Work to complete> Each line of the data that includes the string "marker" is to be copied out.

┄┄┄┄┄┄┄┄┄┄┄┄┄┄┄┄┄┄┄┄

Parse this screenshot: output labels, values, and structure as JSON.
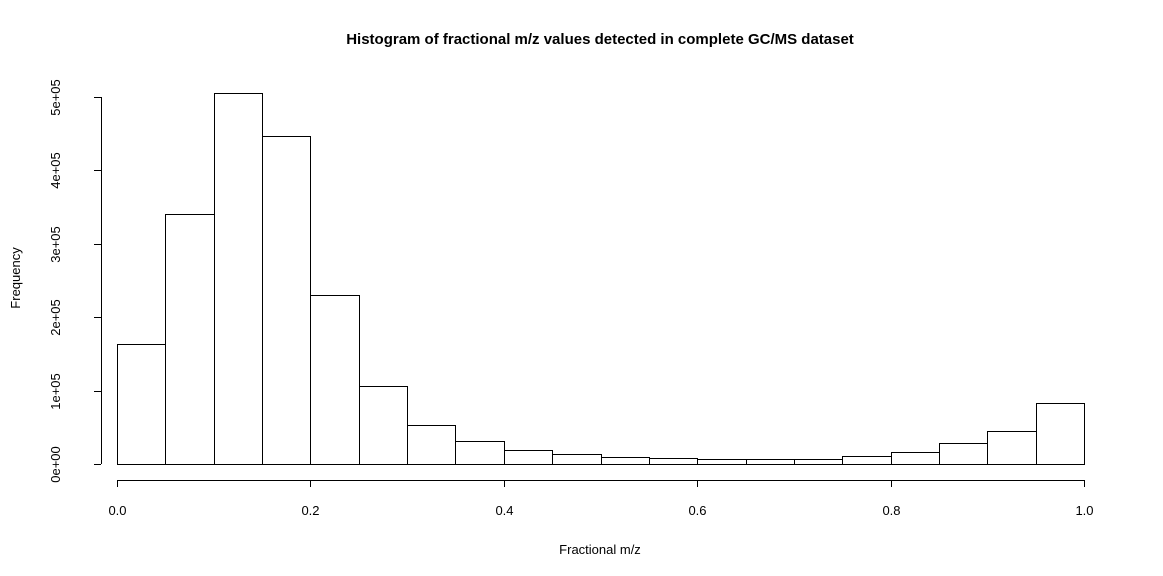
{
  "chart_data": {
    "type": "bar",
    "title": "Histogram of fractional m/z values detected in complete GC/MS dataset",
    "xlabel": "Fractional m/z",
    "ylabel": "Frequency",
    "xlim": [
      0.0,
      1.0
    ],
    "ylim": [
      0,
      500000
    ],
    "x_ticks": [
      0.0,
      0.2,
      0.4,
      0.6,
      0.8,
      1.0
    ],
    "x_tick_labels": [
      "0.0",
      "0.2",
      "0.4",
      "0.6",
      "0.8",
      "1.0"
    ],
    "y_ticks": [
      0,
      100000,
      200000,
      300000,
      400000,
      500000
    ],
    "y_tick_labels": [
      "0e+00",
      "1e+05",
      "2e+05",
      "3e+05",
      "4e+05",
      "5e+05"
    ],
    "bin_edges": [
      0.0,
      0.05,
      0.1,
      0.15,
      0.2,
      0.25,
      0.3,
      0.35,
      0.4,
      0.45,
      0.5,
      0.55,
      0.6,
      0.65,
      0.7,
      0.75,
      0.8,
      0.85,
      0.9,
      0.95,
      1.0
    ],
    "values": [
      164000,
      340000,
      506000,
      447000,
      230000,
      106000,
      53000,
      31000,
      19000,
      13000,
      9500,
      8000,
      6500,
      6500,
      6500,
      10500,
      16500,
      29000,
      45000,
      83000
    ],
    "grid": false,
    "bar_fill": "#ffffff",
    "bar_stroke": "#000000"
  }
}
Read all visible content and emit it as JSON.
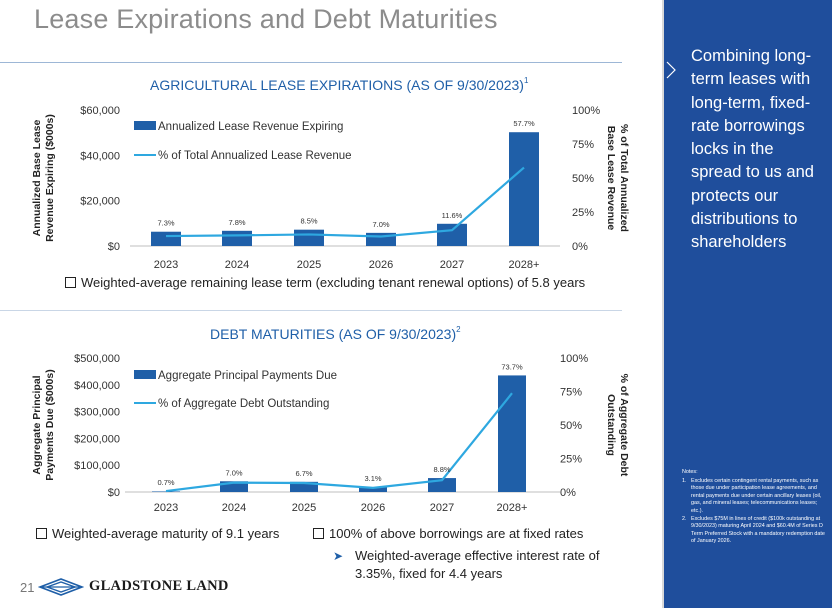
{
  "page": {
    "title": "Lease Expirations and Debt Maturities",
    "page_number": "21",
    "logo_text": "GLADSTONE LAND"
  },
  "sidebar": {
    "text": "Combining long-term leases with long-term, fixed-rate borrowings locks in the spread to us and protects our distributions to shareholders",
    "notes_title": "Notes:",
    "notes": [
      {
        "num": "1.",
        "text": "Excludes certain contingent rental payments, such as those due under participation lease agreements, and rental payments due under certain ancillary leases (oil, gas, and mineral leases; telecommunications leases; etc.)."
      },
      {
        "num": "2.",
        "text": "Excludes $75M in lines of credit ($100k outstanding at 9/30/2023) maturing April 2024 and $60.4M of Series D Term Preferred Stock with a mandatory redemption date of January 2026."
      }
    ]
  },
  "bullets": {
    "lease_term": "Weighted-average remaining lease term (excluding tenant renewal options) of 5.8 years",
    "debt_maturity": "Weighted-average maturity of 9.1 years",
    "fixed_rate": "100% of above borrowings are at fixed rates",
    "interest_rate": "Weighted-average effective interest rate of 3.35%, fixed for 4.4 years"
  },
  "colors": {
    "bar": "#1f5fa8",
    "line": "#2ea8e0",
    "sidebar": "#1f4e9c",
    "title_blue": "#1f5fa8"
  },
  "chart_data": [
    {
      "type": "bar",
      "title": "AGRICULTURAL LEASE EXPIRATIONS (AS OF 9/30/2023)",
      "title_footnote": "1",
      "categories": [
        "2023",
        "2024",
        "2025",
        "2026",
        "2027",
        "2028+"
      ],
      "series": [
        {
          "name": "Annualized Lease Revenue Expiring",
          "type": "bar",
          "axis": "left",
          "values": [
            6300,
            6700,
            7200,
            5800,
            9800,
            50200
          ]
        },
        {
          "name": "% of Total Annualized Lease Revenue",
          "type": "line",
          "axis": "right",
          "values": [
            7.3,
            7.8,
            8.5,
            7.0,
            11.6,
            57.7
          ],
          "labels": [
            "7.3%",
            "7.8%",
            "8.5%",
            "7.0%",
            "11.6%",
            "57.7%"
          ]
        }
      ],
      "ylabel": "Annualized Base Lease Revenue Expiring ($000s)",
      "ylabel_lines": [
        "Annualized Base Lease",
        "Revenue Expiring ($000s)"
      ],
      "y2label_lines": [
        "% of Total Annualized",
        "Base Lease Revenue"
      ],
      "ylim": [
        0,
        60000
      ],
      "yticks": [
        "$0",
        "$20,000",
        "$40,000",
        "$60,000"
      ],
      "y2lim": [
        0,
        100
      ],
      "y2ticks": [
        "0%",
        "25%",
        "50%",
        "75%",
        "100%"
      ]
    },
    {
      "type": "bar",
      "title": "DEBT MATURITIES (AS OF 9/30/2023)",
      "title_footnote": "2",
      "categories": [
        "2023",
        "2024",
        "2025",
        "2026",
        "2027",
        "2028+"
      ],
      "series": [
        {
          "name": "Aggregate Principal Payments Due",
          "type": "bar",
          "axis": "left",
          "values": [
            2000,
            40000,
            38000,
            18000,
            52000,
            435000
          ]
        },
        {
          "name": "% of Aggregate Debt Outstanding",
          "type": "line",
          "axis": "right",
          "values": [
            0.7,
            7.0,
            6.7,
            3.1,
            8.8,
            73.7
          ],
          "labels": [
            "0.7%",
            "7.0%",
            "6.7%",
            "3.1%",
            "8.8%",
            "73.7%"
          ]
        }
      ],
      "ylabel": "Aggregate Principal Payments Due ($000s)",
      "ylabel_lines": [
        "Aggregate Principal",
        "Payments Due ($000s)"
      ],
      "y2label_lines": [
        "% of Aggregate Debt",
        "Outstanding"
      ],
      "ylim": [
        0,
        500000
      ],
      "yticks": [
        "$0",
        "$100,000",
        "$200,000",
        "$300,000",
        "$400,000",
        "$500,000"
      ],
      "y2lim": [
        0,
        100
      ],
      "y2ticks": [
        "0%",
        "25%",
        "50%",
        "75%",
        "100%"
      ]
    }
  ]
}
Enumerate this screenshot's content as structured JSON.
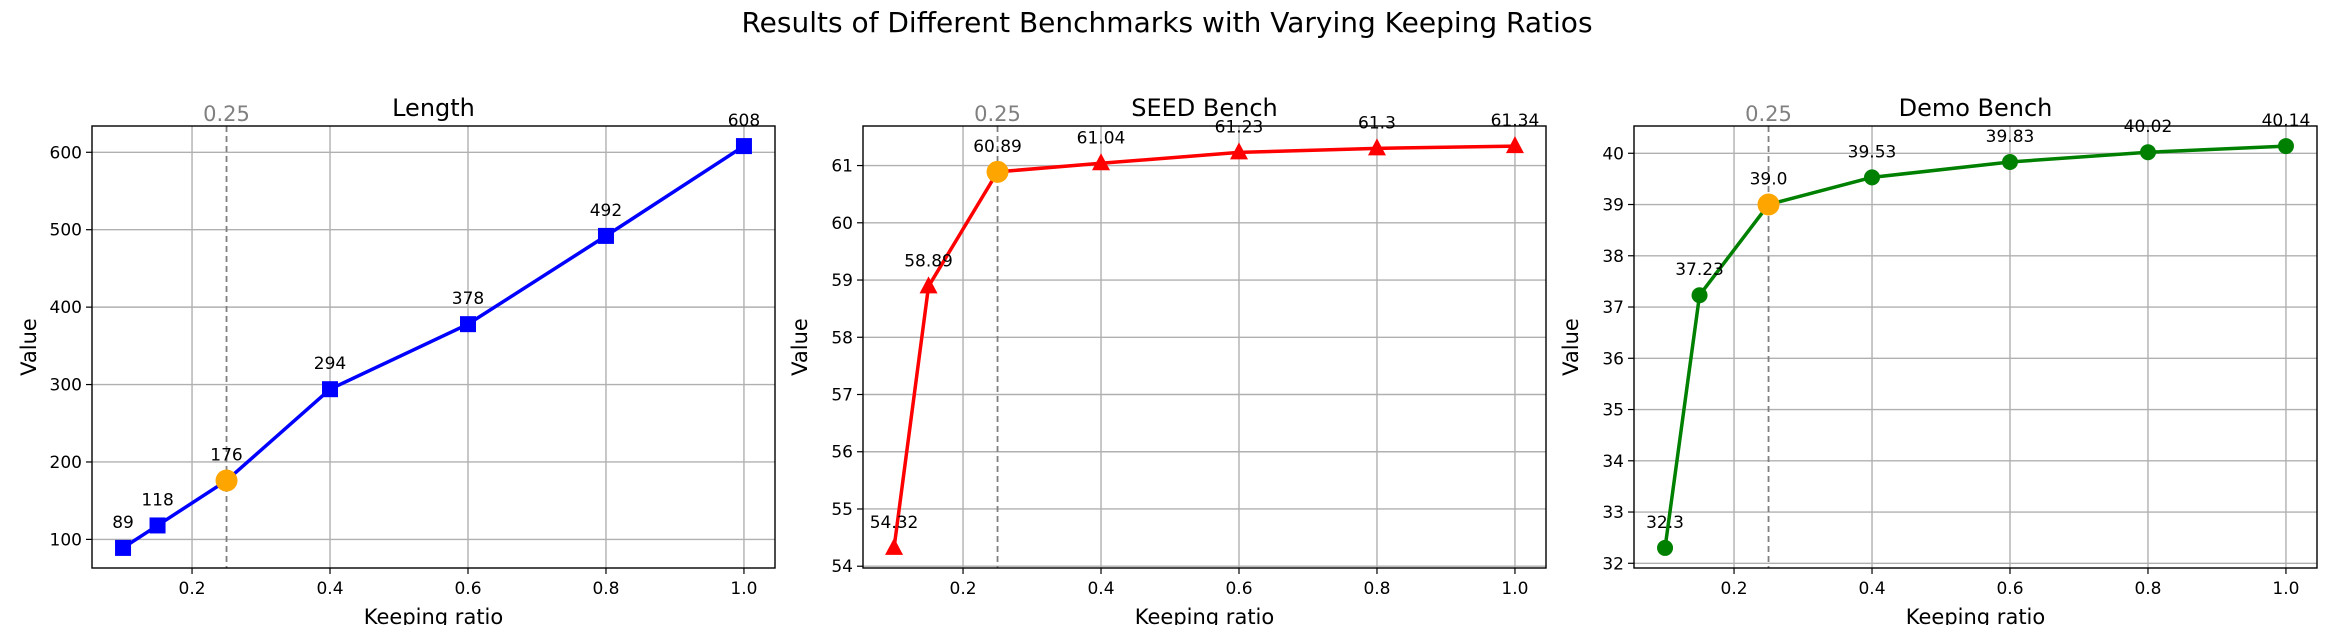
{
  "figure": {
    "suptitle": "Results of Different Benchmarks with Varying Keeping Ratios"
  },
  "chart_data": [
    {
      "type": "line",
      "title": "Length",
      "xlabel": "Keeping ratio",
      "ylabel": "Value",
      "x": [
        0.1,
        0.15,
        0.25,
        0.4,
        0.6,
        0.8,
        1.0
      ],
      "series": [
        {
          "values": [
            89,
            118,
            176,
            294,
            378,
            492,
            608
          ],
          "color": "#0000ff",
          "marker": "square"
        }
      ],
      "point_labels": [
        "89",
        "118",
        "176",
        "294",
        "378",
        "492",
        "608"
      ],
      "highlight": {
        "x": 0.25,
        "y": 176,
        "color": "#ffa500"
      },
      "vline": {
        "x": 0.25,
        "label": "0.25",
        "color": "#808080"
      },
      "xlim": [
        0.055,
        1.045
      ],
      "ylim": [
        63.05,
        633.95
      ],
      "xticks": [
        0.2,
        0.4,
        0.6,
        0.8,
        1.0
      ],
      "xtick_labels": [
        "0.2",
        "0.4",
        "0.6",
        "0.8",
        "1.0"
      ],
      "yticks": [
        100,
        200,
        300,
        400,
        500,
        600
      ],
      "ytick_labels": [
        "100",
        "200",
        "300",
        "400",
        "500",
        "600"
      ],
      "grid": true
    },
    {
      "type": "line",
      "title": "SEED Bench",
      "xlabel": "Keeping ratio",
      "ylabel": "Value",
      "x": [
        0.1,
        0.15,
        0.25,
        0.4,
        0.6,
        0.8,
        1.0
      ],
      "series": [
        {
          "values": [
            54.32,
            58.89,
            60.89,
            61.04,
            61.23,
            61.3,
            61.34
          ],
          "color": "#ff0000",
          "marker": "triangle"
        }
      ],
      "point_labels": [
        "54.32",
        "58.89",
        "60.89",
        "61.04",
        "61.23",
        "61.3",
        "61.34"
      ],
      "highlight": {
        "x": 0.25,
        "y": 60.89,
        "color": "#ffa500"
      },
      "vline": {
        "x": 0.25,
        "label": "0.25",
        "color": "#808080"
      },
      "xlim": [
        0.055,
        1.045
      ],
      "ylim": [
        53.969,
        61.691
      ],
      "xticks": [
        0.2,
        0.4,
        0.6,
        0.8,
        1.0
      ],
      "xtick_labels": [
        "0.2",
        "0.4",
        "0.6",
        "0.8",
        "1.0"
      ],
      "yticks": [
        54,
        55,
        56,
        57,
        58,
        59,
        60,
        61
      ],
      "ytick_labels": [
        "54",
        "55",
        "56",
        "57",
        "58",
        "59",
        "60",
        "61"
      ],
      "grid": true
    },
    {
      "type": "line",
      "title": "Demo Bench",
      "xlabel": "Keeping ratio",
      "ylabel": "Value",
      "x": [
        0.1,
        0.15,
        0.25,
        0.4,
        0.6,
        0.8,
        1.0
      ],
      "series": [
        {
          "values": [
            32.3,
            37.23,
            39.0,
            39.53,
            39.83,
            40.02,
            40.14
          ],
          "color": "#008000",
          "marker": "circle"
        }
      ],
      "point_labels": [
        "32.3",
        "37.23",
        "39.0",
        "39.53",
        "39.83",
        "40.02",
        "40.14"
      ],
      "highlight": {
        "x": 0.25,
        "y": 39.0,
        "color": "#ffa500"
      },
      "vline": {
        "x": 0.25,
        "label": "0.25",
        "color": "#808080"
      },
      "xlim": [
        0.055,
        1.045
      ],
      "ylim": [
        31.908,
        40.532
      ],
      "xticks": [
        0.2,
        0.4,
        0.6,
        0.8,
        1.0
      ],
      "xtick_labels": [
        "0.2",
        "0.4",
        "0.6",
        "0.8",
        "1.0"
      ],
      "yticks": [
        32,
        33,
        34,
        35,
        36,
        37,
        38,
        39,
        40
      ],
      "ytick_labels": [
        "32",
        "33",
        "34",
        "35",
        "36",
        "37",
        "38",
        "39",
        "40"
      ],
      "grid": true
    }
  ]
}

┄┄┄┄┄┄┄┄┄┄┄┄┄┄┄┄┄┄┄┄

Exercise output>
          "marker": "square"
          "marker": "triangle"
          "marker": "circle"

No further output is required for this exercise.